Records from a data collection:
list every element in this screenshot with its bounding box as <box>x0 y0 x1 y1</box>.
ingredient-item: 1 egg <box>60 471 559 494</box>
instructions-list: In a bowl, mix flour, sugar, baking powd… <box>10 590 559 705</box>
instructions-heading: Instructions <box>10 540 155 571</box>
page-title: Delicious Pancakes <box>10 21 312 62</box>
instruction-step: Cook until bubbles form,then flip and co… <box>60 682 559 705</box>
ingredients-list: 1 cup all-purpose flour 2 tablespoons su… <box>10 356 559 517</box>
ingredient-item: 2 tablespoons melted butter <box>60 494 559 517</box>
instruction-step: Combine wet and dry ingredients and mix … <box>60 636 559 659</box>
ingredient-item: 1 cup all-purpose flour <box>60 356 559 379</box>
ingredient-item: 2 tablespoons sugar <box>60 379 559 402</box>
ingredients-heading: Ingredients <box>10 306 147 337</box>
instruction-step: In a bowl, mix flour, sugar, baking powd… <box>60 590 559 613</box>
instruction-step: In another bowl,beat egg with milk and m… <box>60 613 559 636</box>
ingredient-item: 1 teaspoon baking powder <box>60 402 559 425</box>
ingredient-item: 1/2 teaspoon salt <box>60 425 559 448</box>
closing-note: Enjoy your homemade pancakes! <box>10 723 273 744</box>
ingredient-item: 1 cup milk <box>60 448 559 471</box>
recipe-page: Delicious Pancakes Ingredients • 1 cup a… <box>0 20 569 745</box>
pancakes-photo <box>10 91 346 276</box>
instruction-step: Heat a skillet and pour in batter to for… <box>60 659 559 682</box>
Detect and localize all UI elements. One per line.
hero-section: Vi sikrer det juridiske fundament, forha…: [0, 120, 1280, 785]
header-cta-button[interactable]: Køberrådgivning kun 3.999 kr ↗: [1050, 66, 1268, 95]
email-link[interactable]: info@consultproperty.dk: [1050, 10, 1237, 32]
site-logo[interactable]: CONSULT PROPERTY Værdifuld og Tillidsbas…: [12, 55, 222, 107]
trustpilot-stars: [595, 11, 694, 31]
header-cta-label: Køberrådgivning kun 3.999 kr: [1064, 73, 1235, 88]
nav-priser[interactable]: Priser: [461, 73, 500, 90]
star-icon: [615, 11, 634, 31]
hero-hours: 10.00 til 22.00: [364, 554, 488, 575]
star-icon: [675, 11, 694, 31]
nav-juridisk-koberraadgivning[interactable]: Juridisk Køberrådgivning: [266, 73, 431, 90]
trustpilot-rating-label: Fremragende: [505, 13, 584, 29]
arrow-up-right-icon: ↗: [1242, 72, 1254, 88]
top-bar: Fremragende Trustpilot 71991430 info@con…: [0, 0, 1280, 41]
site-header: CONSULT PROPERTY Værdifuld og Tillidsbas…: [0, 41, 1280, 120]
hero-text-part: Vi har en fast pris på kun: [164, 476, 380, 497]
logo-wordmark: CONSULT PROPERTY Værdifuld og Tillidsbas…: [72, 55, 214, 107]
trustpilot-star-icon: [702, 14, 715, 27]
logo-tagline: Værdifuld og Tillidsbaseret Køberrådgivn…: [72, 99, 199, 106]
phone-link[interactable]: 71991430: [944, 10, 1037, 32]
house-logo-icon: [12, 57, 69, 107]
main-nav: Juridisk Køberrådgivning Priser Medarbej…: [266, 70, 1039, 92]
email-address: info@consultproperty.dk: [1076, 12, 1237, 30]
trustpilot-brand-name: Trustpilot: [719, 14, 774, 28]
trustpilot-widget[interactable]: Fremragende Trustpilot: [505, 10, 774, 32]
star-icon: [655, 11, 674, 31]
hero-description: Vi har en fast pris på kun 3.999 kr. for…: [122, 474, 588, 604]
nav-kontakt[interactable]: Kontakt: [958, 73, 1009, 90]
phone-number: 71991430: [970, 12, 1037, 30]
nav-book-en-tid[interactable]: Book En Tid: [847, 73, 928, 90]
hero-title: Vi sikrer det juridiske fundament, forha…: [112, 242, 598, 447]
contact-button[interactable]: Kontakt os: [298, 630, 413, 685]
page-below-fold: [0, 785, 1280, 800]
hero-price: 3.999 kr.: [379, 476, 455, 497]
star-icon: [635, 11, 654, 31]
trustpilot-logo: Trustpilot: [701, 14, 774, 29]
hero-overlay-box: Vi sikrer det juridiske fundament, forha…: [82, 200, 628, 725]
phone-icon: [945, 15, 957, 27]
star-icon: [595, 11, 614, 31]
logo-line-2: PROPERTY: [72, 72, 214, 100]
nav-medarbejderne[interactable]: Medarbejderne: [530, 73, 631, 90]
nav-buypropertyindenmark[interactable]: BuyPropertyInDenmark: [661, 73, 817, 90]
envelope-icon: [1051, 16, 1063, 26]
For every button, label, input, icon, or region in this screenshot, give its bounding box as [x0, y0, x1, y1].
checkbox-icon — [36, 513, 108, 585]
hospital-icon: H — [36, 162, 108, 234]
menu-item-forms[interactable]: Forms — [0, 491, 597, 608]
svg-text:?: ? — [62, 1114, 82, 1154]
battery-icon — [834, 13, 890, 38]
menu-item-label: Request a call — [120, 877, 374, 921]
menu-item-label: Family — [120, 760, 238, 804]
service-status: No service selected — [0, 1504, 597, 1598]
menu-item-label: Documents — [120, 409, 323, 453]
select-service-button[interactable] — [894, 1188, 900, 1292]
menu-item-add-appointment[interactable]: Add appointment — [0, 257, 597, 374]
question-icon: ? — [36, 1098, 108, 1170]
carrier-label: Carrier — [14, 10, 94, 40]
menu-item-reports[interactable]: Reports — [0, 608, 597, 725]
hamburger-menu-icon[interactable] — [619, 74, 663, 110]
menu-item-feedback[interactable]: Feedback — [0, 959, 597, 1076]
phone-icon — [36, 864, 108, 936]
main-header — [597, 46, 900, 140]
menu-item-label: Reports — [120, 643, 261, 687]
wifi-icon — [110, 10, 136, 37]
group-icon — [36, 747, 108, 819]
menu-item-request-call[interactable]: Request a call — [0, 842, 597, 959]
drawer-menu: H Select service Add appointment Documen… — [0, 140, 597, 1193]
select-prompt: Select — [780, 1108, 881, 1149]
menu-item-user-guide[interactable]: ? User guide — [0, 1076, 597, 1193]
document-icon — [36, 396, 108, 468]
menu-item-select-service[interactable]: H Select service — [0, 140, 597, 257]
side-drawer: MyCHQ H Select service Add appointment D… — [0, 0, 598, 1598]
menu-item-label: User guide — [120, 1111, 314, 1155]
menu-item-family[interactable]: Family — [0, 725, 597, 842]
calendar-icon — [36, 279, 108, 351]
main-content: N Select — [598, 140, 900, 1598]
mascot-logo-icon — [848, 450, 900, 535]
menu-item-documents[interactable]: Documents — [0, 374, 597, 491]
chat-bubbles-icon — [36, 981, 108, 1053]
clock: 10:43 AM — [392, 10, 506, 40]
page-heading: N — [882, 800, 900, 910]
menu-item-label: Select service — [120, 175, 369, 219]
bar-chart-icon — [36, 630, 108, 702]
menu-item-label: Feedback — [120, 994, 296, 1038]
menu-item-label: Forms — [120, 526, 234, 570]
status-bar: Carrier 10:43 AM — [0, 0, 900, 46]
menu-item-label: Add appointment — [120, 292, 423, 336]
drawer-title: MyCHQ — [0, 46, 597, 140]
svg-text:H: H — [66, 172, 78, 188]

PROBLEM REQUIREMENTS —
Repeat the listing above exactly, covering every line.

SOLUTION FOR THIS TASK —
list every element in this screenshot with its bounding box as <box>x0 y0 x1 y1</box>.
ingredient-item: 1 egg <box>60 471 559 494</box>
instructions-list: In a bowl, mix flour, sugar, baking powd… <box>10 590 559 705</box>
instructions-heading: Instructions <box>10 540 155 571</box>
page-title: Delicious Pancakes <box>10 21 312 62</box>
instruction-step: Cook until bubbles form,then flip and co… <box>60 682 559 705</box>
ingredients-list: 1 cup all-purpose flour 2 tablespoons su… <box>10 356 559 517</box>
ingredient-item: 2 tablespoons melted butter <box>60 494 559 517</box>
instruction-step: Combine wet and dry ingredients and mix … <box>60 636 559 659</box>
ingredient-item: 1 cup all-purpose flour <box>60 356 559 379</box>
ingredient-item: 2 tablespoons sugar <box>60 379 559 402</box>
ingredients-heading: Ingredients <box>10 306 147 337</box>
instruction-step: In a bowl, mix flour, sugar, baking powd… <box>60 590 559 613</box>
instruction-step: In another bowl,beat egg with milk and m… <box>60 613 559 636</box>
ingredient-item: 1 teaspoon baking powder <box>60 402 559 425</box>
ingredient-item: 1/2 teaspoon salt <box>60 425 559 448</box>
closing-note: Enjoy your homemade pancakes! <box>10 723 273 744</box>
ingredient-item: 1 cup milk <box>60 448 559 471</box>
recipe-page: Delicious Pancakes Ingredients • 1 cup a… <box>0 20 569 745</box>
pancakes-photo <box>10 91 346 276</box>
instruction-step: Heat a skillet and pour in batter to for… <box>60 659 559 682</box>
Detect and localize all UI elements. One per line.
hero-section: Vi sikrer det juridiske fundament, forha…: [0, 120, 1280, 785]
header-cta-button[interactable]: Køberrådgivning kun 3.999 kr ↗: [1050, 66, 1268, 95]
email-link[interactable]: info@consultproperty.dk: [1050, 10, 1237, 32]
site-logo[interactable]: CONSULT PROPERTY Værdifuld og Tillidsbas…: [12, 55, 222, 107]
trustpilot-stars: [595, 11, 694, 31]
header-cta-label: Køberrådgivning kun 3.999 kr: [1064, 73, 1235, 88]
nav-priser[interactable]: Priser: [461, 73, 500, 90]
star-icon: [615, 11, 634, 31]
hero-hours: 10.00 til 22.00: [364, 554, 488, 575]
star-icon: [675, 11, 694, 31]
nav-juridisk-koberraadgivning[interactable]: Juridisk Køberrådgivning: [266, 73, 431, 90]
trustpilot-rating-label: Fremragende: [505, 13, 584, 29]
arrow-up-right-icon: ↗: [1242, 72, 1254, 88]
top-bar: Fremragende Trustpilot 71991430 info@con…: [0, 0, 1280, 41]
site-header: CONSULT PROPERTY Værdifuld og Tillidsbas…: [0, 41, 1280, 120]
hero-text-part: Vi har en fast pris på kun: [164, 476, 380, 497]
logo-wordmark: CONSULT PROPERTY Værdifuld og Tillidsbas…: [72, 55, 214, 107]
trustpilot-star-icon: [702, 14, 715, 27]
logo-tagline: Værdifuld og Tillidsbaseret Køberrådgivn…: [72, 99, 199, 106]
phone-link[interactable]: 71991430: [944, 10, 1037, 32]
house-logo-icon: [12, 57, 69, 107]
main-nav: Juridisk Køberrådgivning Priser Medarbej…: [266, 70, 1039, 92]
email-address: info@consultproperty.dk: [1076, 12, 1237, 30]
trustpilot-brand-name: Trustpilot: [719, 14, 774, 28]
trustpilot-widget[interactable]: Fremragende Trustpilot: [505, 10, 774, 32]
star-icon: [655, 11, 674, 31]
hero-description: Vi har en fast pris på kun 3.999 kr. for…: [122, 474, 588, 604]
nav-kontakt[interactable]: Kontakt: [958, 73, 1009, 90]
phone-number: 71991430: [970, 12, 1037, 30]
nav-book-en-tid[interactable]: Book En Tid: [847, 73, 928, 90]
hero-title: Vi sikrer det juridiske fundament, forha…: [112, 242, 598, 447]
contact-button[interactable]: Kontakt os: [298, 630, 413, 685]
page-below-fold: [0, 785, 1280, 800]
hero-price: 3.999 kr.: [379, 476, 455, 497]
star-icon: [635, 11, 654, 31]
trustpilot-logo: Trustpilot: [701, 14, 774, 29]
hero-overlay-box: Vi sikrer det juridiske fundament, forha…: [82, 200, 628, 725]
phone-icon: [945, 15, 957, 27]
star-icon: [595, 11, 614, 31]
logo-line-2: PROPERTY: [72, 72, 214, 100]
nav-medarbejderne[interactable]: Medarbejderne: [530, 73, 631, 90]
nav-buypropertyindenmark[interactable]: BuyPropertyInDenmark: [661, 73, 817, 90]
envelope-icon: [1051, 16, 1063, 26]
For every button, label, input, icon, or region in this screenshot, give its bounding box as [x0, y0, x1, y1].
checkbox-icon — [36, 513, 108, 585]
hospital-icon: H — [36, 162, 108, 234]
menu-item-forms[interactable]: Forms — [0, 491, 597, 608]
svg-text:?: ? — [62, 1114, 82, 1154]
battery-icon — [834, 13, 890, 38]
menu-item-label: Request a call — [120, 877, 374, 921]
menu-item-label: Family — [120, 760, 238, 804]
service-status: No service selected — [0, 1504, 597, 1598]
menu-item-label: Documents — [120, 409, 323, 453]
select-service-button[interactable] — [894, 1188, 900, 1292]
menu-item-add-appointment[interactable]: Add appointment — [0, 257, 597, 374]
question-icon: ? — [36, 1098, 108, 1170]
carrier-label: Carrier — [14, 10, 94, 40]
menu-item-reports[interactable]: Reports — [0, 608, 597, 725]
hamburger-menu-icon[interactable] — [619, 74, 663, 110]
menu-item-feedback[interactable]: Feedback — [0, 959, 597, 1076]
phone-icon — [36, 864, 108, 936]
main-header — [597, 46, 900, 140]
menu-item-label: Reports — [120, 643, 261, 687]
wifi-icon — [110, 10, 136, 37]
group-icon — [36, 747, 108, 819]
menu-item-request-call[interactable]: Request a call — [0, 842, 597, 959]
drawer-menu: H Select service Add appointment Documen… — [0, 140, 597, 1193]
select-prompt: Select — [780, 1108, 881, 1149]
menu-item-user-guide[interactable]: ? User guide — [0, 1076, 597, 1193]
document-icon — [36, 396, 108, 468]
menu-item-select-service[interactable]: H Select service — [0, 140, 597, 257]
side-drawer: MyCHQ H Select service Add appointment D… — [0, 0, 598, 1598]
menu-item-label: User guide — [120, 1111, 314, 1155]
menu-item-family[interactable]: Family — [0, 725, 597, 842]
calendar-icon — [36, 279, 108, 351]
main-content: N Select — [598, 140, 900, 1598]
mascot-logo-icon — [848, 450, 900, 535]
menu-item-documents[interactable]: Documents — [0, 374, 597, 491]
chat-bubbles-icon — [36, 981, 108, 1053]
clock: 10:43 AM — [392, 10, 506, 40]
page-heading: N — [882, 800, 900, 910]
menu-item-label: Select service — [120, 175, 369, 219]
bar-chart-icon — [36, 630, 108, 702]
menu-item-label: Feedback — [120, 994, 296, 1038]
menu-item-label: Forms — [120, 526, 234, 570]
status-bar: Carrier 10:43 AM — [0, 0, 900, 46]
menu-item-label: Add appointment — [120, 292, 423, 336]
drawer-title: MyCHQ — [0, 46, 597, 140]
svg-text:H: H — [66, 172, 78, 188]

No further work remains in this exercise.